Task to carry out
Extract the records below word for word and ignore the images.

□ □ □

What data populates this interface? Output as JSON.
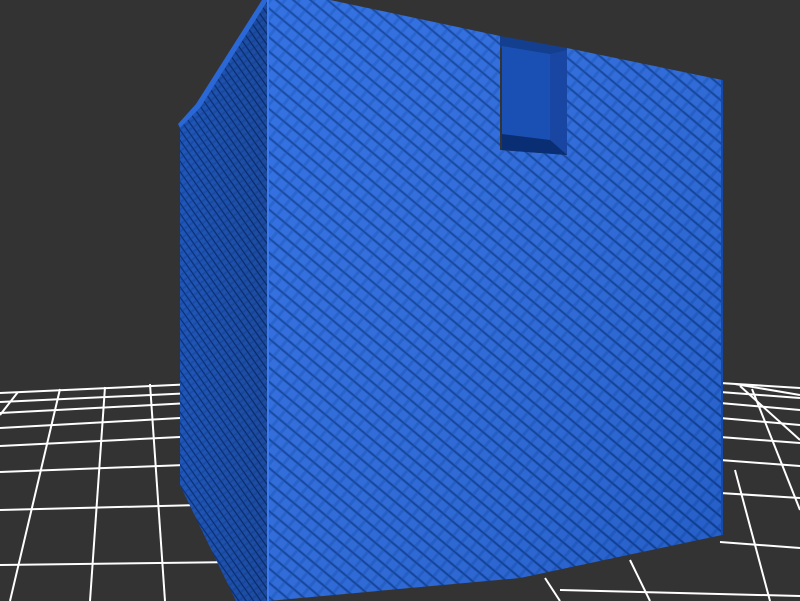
{
  "viewer": {
    "background_color": "#333333",
    "grid_color": "#ffffff",
    "model_color": "#1f5fd0",
    "model_shape": "box",
    "surface_texture": "diamond-lattice"
  }
}
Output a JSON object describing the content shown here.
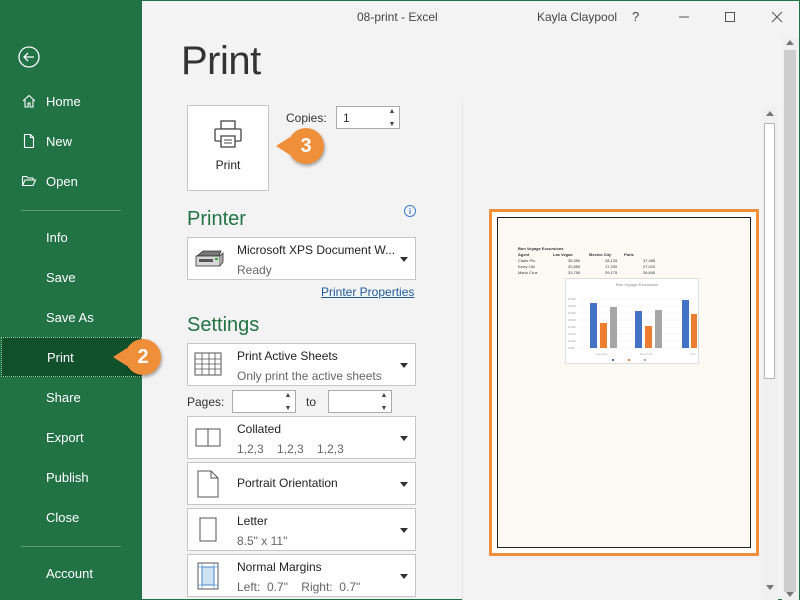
{
  "titlebar": {
    "title": "08-print  -  Excel",
    "user": "Kayla Claypool",
    "help": "?"
  },
  "sidebar": {
    "items": [
      {
        "label": "Home",
        "icon": "home-icon"
      },
      {
        "label": "New",
        "icon": "new-document-icon"
      },
      {
        "label": "Open",
        "icon": "folder-open-icon"
      },
      {
        "label": "Info"
      },
      {
        "label": "Save"
      },
      {
        "label": "Save As"
      },
      {
        "label": "Print",
        "active": true
      },
      {
        "label": "Share"
      },
      {
        "label": "Export"
      },
      {
        "label": "Publish"
      },
      {
        "label": "Close"
      },
      {
        "label": "Account"
      }
    ]
  },
  "callouts": {
    "step2": "2",
    "step3": "3"
  },
  "main": {
    "title": "Print",
    "print_button": "Print",
    "copies_label": "Copies:",
    "copies_value": "1",
    "printer_heading": "Printer",
    "printer": {
      "name": "Microsoft XPS Document W...",
      "status": "Ready"
    },
    "printer_properties": "Printer Properties",
    "settings_heading": "Settings",
    "settings": [
      {
        "line1": "Print Active Sheets",
        "line2": "Only print the active sheets",
        "icon": "sheets-grid-icon"
      },
      {
        "line1": "Collated",
        "line2": "1,2,3    1,2,3    1,2,3",
        "icon": "collated-pages-icon"
      },
      {
        "line1": "Portrait Orientation",
        "line2": "",
        "icon": "portrait-page-icon"
      },
      {
        "line1": "Letter",
        "line2": "8.5\" x 11\"",
        "icon": "paper-size-icon"
      },
      {
        "line1": "Normal Margins",
        "line2": "Left:  0.7\"    Right:  0.7\"",
        "icon": "margins-icon"
      }
    ],
    "pages_label": "Pages:",
    "to_label": "to",
    "pages_from": "",
    "pages_to": ""
  },
  "preview": {
    "sheet_title": "Bon Voyage Excursions",
    "headers": [
      "Agent",
      "Las Vegas",
      "Mexico City",
      "Paris"
    ],
    "rows": [
      [
        "Claire Pin",
        "35,350",
        "28,125",
        "37,455"
      ],
      [
        "Kerry Oki",
        "20,850",
        "17,200",
        "27,010"
      ],
      [
        "Mario Cruz",
        "33,750",
        "29,175",
        "35,840"
      ]
    ],
    "chart_title": "Bon Voyage Excursions"
  },
  "colors": {
    "brand_green": "#217346",
    "active_green": "#10502b",
    "callout_orange": "#ef8f3a",
    "series_blue": "#4472c4",
    "series_orange": "#ed7d31",
    "series_gray": "#a5a5a5"
  }
}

□ □ □

Complete answer
What data populates this interface? Output as JSON.
{
  "viewer": {
    "background_color": "#333333",
    "grid_color": "#ffffff",
    "model_color": "#1f5fd0",
    "model_shape": "box",
    "surface_texture": "diamond-lattice"
  }
}
Output a JSON object describing the content shown here.
{
  "titlebar": {
    "title": "08-print  -  Excel",
    "user": "Kayla Claypool",
    "help": "?"
  },
  "sidebar": {
    "items": [
      {
        "label": "Home",
        "icon": "home-icon"
      },
      {
        "label": "New",
        "icon": "new-document-icon"
      },
      {
        "label": "Open",
        "icon": "folder-open-icon"
      },
      {
        "label": "Info"
      },
      {
        "label": "Save"
      },
      {
        "label": "Save As"
      },
      {
        "label": "Print",
        "active": true
      },
      {
        "label": "Share"
      },
      {
        "label": "Export"
      },
      {
        "label": "Publish"
      },
      {
        "label": "Close"
      },
      {
        "label": "Account"
      }
    ]
  },
  "callouts": {
    "step2": "2",
    "step3": "3"
  },
  "main": {
    "title": "Print",
    "print_button": "Print",
    "copies_label": "Copies:",
    "copies_value": "1",
    "printer_heading": "Printer",
    "printer": {
      "name": "Microsoft XPS Document W...",
      "status": "Ready"
    },
    "printer_properties": "Printer Properties",
    "settings_heading": "Settings",
    "settings": [
      {
        "line1": "Print Active Sheets",
        "line2": "Only print the active sheets",
        "icon": "sheets-grid-icon"
      },
      {
        "line1": "Collated",
        "line2": "1,2,3    1,2,3    1,2,3",
        "icon": "collated-pages-icon"
      },
      {
        "line1": "Portrait Orientation",
        "line2": "",
        "icon": "portrait-page-icon"
      },
      {
        "line1": "Letter",
        "line2": "8.5\" x 11\"",
        "icon": "paper-size-icon"
      },
      {
        "line1": "Normal Margins",
        "line2": "Left:  0.7\"    Right:  0.7\"",
        "icon": "margins-icon"
      }
    ],
    "pages_label": "Pages:",
    "to_label": "to",
    "pages_from": "",
    "pages_to": ""
  },
  "preview": {
    "sheet_title": "Bon Voyage Excursions",
    "headers": [
      "Agent",
      "Las Vegas",
      "Mexico City",
      "Paris"
    ],
    "rows": [
      [
        "Claire Pin",
        "35,350",
        "28,125",
        "37,455"
      ],
      [
        "Kerry Oki",
        "20,850",
        "17,200",
        "27,010"
      ],
      [
        "Mario Cruz",
        "33,750",
        "29,175",
        "35,840"
      ]
    ],
    "chart_title": "Bon Voyage Excursions"
  },
  "colors": {
    "brand_green": "#217346",
    "active_green": "#10502b",
    "callout_orange": "#ef8f3a",
    "series_blue": "#4472c4",
    "series_orange": "#ed7d31",
    "series_gray": "#a5a5a5"
  }
}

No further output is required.